Page layout parsing data
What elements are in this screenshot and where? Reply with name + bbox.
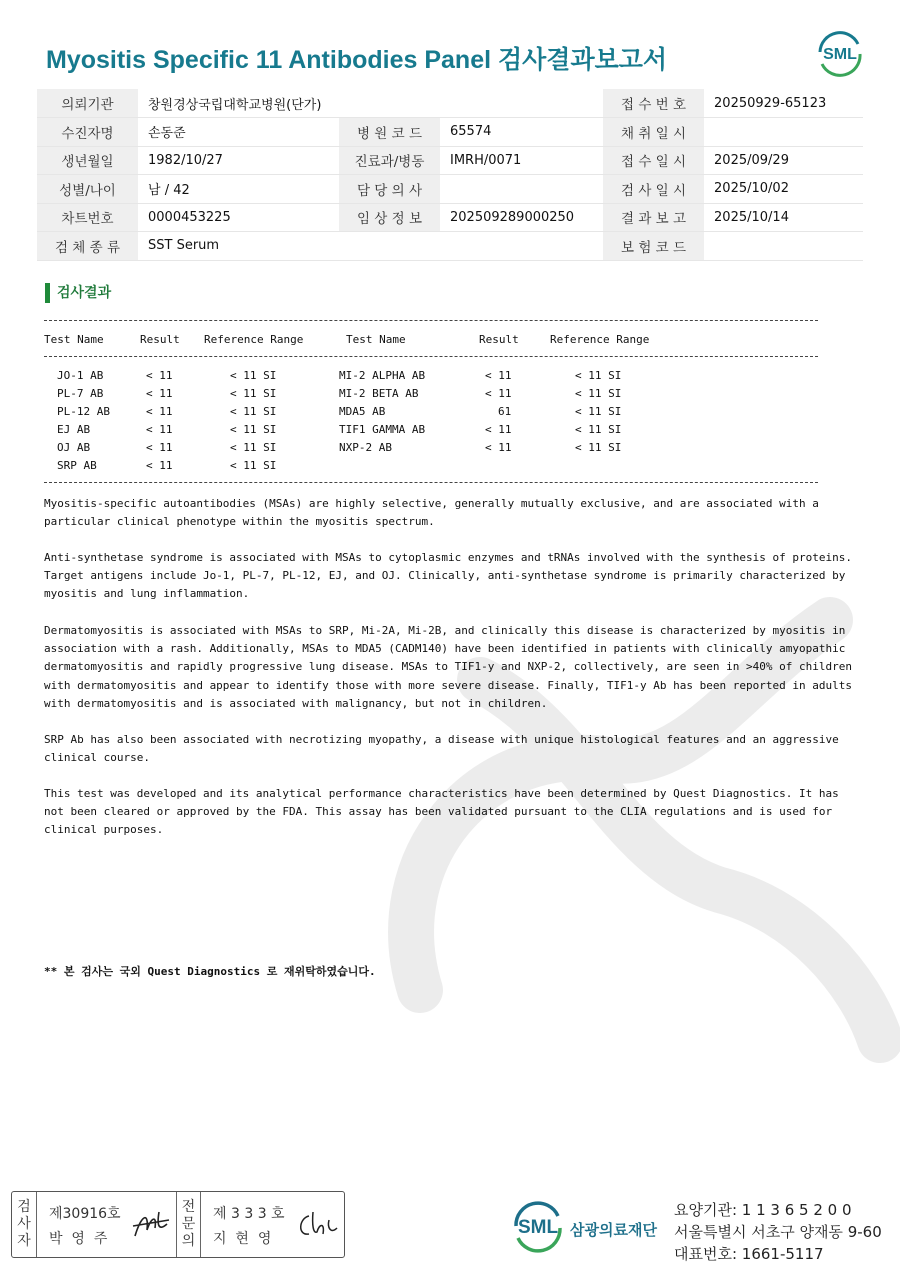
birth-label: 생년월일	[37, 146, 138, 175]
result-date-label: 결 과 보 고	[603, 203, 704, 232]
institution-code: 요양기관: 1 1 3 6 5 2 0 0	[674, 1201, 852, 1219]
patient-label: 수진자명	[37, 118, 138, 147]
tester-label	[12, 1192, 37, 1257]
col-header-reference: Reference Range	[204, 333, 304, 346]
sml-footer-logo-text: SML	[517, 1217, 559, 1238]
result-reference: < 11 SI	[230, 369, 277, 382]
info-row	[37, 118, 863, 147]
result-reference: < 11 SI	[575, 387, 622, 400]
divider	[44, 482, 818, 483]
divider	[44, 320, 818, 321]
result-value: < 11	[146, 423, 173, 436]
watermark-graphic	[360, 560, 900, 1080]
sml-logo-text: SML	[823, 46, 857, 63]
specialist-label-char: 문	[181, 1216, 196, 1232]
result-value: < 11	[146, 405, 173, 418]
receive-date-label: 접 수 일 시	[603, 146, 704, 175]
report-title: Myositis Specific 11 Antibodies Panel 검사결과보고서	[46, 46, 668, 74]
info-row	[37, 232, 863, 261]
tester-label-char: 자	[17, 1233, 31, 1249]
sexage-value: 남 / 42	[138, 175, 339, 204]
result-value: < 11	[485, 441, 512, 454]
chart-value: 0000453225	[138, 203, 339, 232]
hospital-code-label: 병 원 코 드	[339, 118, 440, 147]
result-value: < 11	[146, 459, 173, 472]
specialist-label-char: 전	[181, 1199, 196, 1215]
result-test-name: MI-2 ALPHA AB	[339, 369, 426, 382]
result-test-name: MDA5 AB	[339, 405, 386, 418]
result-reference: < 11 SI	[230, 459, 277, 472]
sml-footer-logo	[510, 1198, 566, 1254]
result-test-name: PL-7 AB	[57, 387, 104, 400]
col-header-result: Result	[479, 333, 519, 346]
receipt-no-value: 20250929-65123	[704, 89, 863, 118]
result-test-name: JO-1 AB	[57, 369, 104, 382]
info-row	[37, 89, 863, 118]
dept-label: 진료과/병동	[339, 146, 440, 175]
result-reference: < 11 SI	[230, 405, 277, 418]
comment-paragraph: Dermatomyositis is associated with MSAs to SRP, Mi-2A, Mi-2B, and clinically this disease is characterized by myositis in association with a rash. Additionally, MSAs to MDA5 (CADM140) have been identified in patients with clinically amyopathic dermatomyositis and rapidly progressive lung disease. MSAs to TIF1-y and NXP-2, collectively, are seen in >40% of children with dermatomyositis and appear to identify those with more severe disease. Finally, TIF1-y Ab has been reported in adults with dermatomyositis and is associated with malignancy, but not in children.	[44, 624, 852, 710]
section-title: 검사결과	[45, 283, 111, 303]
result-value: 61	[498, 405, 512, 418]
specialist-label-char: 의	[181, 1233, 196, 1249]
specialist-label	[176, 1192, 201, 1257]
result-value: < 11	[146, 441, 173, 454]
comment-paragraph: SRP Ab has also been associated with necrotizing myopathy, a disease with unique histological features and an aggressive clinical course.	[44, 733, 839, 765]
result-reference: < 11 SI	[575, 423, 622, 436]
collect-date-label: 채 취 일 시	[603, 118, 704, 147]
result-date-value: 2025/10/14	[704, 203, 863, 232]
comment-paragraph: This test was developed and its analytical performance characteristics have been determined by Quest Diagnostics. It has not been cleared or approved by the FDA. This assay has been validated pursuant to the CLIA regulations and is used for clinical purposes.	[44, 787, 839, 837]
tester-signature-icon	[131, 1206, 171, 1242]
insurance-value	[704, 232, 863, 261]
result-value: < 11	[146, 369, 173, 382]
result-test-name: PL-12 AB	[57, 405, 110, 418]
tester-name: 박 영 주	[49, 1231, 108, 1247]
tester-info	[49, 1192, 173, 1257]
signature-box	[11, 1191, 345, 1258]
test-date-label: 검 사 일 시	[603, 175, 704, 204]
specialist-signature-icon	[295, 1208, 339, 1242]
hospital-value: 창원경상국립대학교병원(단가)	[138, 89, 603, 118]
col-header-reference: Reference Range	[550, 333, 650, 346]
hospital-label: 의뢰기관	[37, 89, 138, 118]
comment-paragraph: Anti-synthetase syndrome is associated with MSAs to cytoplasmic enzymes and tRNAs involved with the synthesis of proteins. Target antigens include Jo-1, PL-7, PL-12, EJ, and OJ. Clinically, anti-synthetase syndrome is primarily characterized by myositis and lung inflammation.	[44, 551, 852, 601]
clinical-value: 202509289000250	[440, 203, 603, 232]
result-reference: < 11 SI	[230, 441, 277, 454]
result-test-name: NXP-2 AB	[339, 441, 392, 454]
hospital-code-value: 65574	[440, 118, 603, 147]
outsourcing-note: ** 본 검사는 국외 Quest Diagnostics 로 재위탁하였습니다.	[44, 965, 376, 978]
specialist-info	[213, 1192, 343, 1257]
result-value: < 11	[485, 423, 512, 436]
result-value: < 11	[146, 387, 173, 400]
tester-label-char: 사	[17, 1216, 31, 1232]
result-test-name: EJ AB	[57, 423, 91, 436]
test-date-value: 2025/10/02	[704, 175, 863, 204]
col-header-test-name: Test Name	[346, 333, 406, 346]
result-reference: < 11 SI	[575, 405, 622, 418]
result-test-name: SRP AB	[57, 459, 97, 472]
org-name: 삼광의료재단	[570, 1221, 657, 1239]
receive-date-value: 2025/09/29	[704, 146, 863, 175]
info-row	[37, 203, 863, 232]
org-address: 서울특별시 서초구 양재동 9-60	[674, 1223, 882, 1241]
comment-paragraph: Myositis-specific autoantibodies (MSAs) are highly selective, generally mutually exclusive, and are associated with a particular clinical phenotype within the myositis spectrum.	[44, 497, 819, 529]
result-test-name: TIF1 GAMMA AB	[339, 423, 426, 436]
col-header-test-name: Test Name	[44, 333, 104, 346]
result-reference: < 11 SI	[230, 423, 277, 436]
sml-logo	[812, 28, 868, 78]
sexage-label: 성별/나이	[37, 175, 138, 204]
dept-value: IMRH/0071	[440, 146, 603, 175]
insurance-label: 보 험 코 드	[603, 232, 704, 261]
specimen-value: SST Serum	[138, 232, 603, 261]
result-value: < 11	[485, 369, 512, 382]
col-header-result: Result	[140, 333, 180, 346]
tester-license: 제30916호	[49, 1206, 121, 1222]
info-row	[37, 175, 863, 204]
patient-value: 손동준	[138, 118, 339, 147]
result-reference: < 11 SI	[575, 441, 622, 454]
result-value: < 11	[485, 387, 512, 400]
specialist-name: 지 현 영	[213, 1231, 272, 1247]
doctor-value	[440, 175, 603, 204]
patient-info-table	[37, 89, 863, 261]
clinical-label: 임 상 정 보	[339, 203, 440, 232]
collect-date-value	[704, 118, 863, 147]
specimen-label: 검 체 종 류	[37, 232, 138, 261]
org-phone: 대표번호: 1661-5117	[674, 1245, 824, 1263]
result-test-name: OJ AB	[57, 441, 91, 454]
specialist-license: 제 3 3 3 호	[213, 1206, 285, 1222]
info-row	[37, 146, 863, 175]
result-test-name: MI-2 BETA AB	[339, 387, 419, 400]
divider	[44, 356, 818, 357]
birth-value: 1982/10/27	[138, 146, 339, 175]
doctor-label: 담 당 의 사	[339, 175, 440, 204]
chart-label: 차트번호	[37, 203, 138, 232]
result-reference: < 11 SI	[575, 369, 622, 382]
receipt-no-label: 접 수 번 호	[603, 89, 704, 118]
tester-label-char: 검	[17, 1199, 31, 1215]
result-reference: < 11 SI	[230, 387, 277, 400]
---
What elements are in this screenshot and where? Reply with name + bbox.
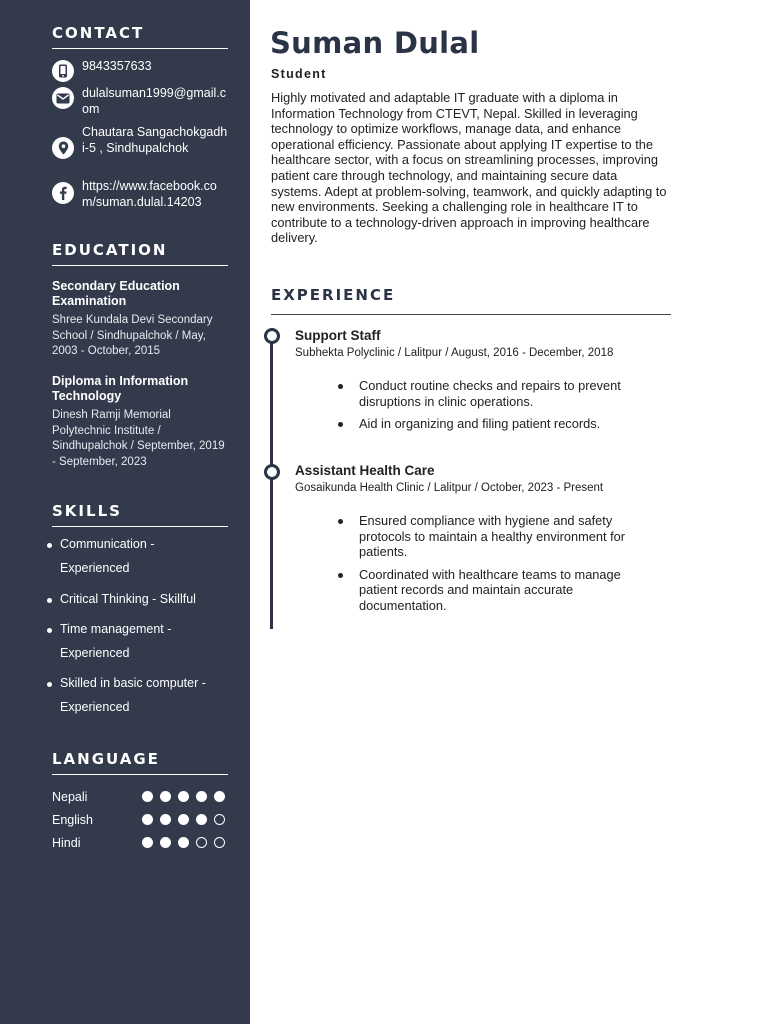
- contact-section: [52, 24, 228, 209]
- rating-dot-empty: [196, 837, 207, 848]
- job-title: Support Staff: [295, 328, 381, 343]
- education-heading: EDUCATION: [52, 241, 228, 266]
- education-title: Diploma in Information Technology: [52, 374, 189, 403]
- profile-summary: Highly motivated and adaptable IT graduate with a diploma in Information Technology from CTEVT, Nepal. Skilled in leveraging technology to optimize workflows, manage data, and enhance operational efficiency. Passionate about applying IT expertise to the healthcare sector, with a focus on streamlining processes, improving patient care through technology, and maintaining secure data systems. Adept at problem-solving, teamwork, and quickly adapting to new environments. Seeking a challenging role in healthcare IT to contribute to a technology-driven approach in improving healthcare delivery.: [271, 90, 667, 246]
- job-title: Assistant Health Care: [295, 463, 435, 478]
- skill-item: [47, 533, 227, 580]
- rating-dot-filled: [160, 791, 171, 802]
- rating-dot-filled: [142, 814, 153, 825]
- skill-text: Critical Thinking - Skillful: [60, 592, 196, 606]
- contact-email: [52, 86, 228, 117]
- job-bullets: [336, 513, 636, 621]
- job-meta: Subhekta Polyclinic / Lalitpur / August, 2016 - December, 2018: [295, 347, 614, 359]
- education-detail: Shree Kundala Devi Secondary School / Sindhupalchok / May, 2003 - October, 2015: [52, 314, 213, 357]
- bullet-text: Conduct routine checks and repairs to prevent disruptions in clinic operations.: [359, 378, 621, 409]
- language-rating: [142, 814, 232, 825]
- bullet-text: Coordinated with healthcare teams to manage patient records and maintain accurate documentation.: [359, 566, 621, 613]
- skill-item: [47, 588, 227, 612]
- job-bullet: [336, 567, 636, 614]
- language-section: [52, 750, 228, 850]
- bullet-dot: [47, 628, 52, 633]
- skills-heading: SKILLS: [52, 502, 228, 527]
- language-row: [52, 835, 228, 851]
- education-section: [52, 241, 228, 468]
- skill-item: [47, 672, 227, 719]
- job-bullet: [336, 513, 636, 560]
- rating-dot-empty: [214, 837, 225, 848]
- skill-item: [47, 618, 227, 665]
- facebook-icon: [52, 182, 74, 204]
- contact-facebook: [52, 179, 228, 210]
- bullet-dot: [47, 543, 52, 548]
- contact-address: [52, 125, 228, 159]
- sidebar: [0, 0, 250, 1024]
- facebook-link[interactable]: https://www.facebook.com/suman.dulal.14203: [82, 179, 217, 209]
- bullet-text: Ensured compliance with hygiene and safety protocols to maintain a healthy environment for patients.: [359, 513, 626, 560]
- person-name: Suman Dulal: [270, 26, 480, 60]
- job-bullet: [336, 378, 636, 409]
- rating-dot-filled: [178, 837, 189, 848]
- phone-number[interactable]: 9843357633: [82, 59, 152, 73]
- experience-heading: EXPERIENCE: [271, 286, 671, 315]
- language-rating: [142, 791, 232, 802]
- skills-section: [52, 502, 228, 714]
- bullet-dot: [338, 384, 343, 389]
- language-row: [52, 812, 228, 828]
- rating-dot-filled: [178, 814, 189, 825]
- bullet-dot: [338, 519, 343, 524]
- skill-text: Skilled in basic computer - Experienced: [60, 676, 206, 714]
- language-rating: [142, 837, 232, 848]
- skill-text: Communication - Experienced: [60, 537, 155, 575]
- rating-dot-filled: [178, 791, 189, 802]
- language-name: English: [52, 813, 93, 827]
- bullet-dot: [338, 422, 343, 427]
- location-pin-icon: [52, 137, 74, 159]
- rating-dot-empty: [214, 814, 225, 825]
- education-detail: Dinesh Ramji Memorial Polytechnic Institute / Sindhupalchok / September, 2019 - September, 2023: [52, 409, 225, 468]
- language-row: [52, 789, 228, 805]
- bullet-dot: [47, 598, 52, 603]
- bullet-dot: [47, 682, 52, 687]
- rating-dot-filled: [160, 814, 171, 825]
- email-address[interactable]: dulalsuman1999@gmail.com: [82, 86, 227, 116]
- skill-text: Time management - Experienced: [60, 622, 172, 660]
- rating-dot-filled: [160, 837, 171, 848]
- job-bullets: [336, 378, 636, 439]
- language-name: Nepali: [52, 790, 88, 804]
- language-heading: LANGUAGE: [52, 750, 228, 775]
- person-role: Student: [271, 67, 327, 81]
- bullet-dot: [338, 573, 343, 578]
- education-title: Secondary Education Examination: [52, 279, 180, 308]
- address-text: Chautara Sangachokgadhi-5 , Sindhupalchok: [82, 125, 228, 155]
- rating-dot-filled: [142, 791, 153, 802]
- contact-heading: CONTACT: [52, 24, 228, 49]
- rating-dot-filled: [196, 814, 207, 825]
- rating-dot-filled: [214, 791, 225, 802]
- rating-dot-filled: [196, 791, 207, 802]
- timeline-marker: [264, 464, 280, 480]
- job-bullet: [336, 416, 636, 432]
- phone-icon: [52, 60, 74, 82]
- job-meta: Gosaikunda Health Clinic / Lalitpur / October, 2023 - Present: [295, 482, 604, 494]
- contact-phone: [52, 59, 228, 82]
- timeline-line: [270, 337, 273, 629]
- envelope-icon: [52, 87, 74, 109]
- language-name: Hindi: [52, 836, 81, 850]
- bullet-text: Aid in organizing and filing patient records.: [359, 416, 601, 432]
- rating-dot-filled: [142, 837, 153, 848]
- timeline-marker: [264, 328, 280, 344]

Exercise prompt ▸ Report the number of lines in the entries above that include the word "header" and add nothing to it.

Exercise result ▸ 6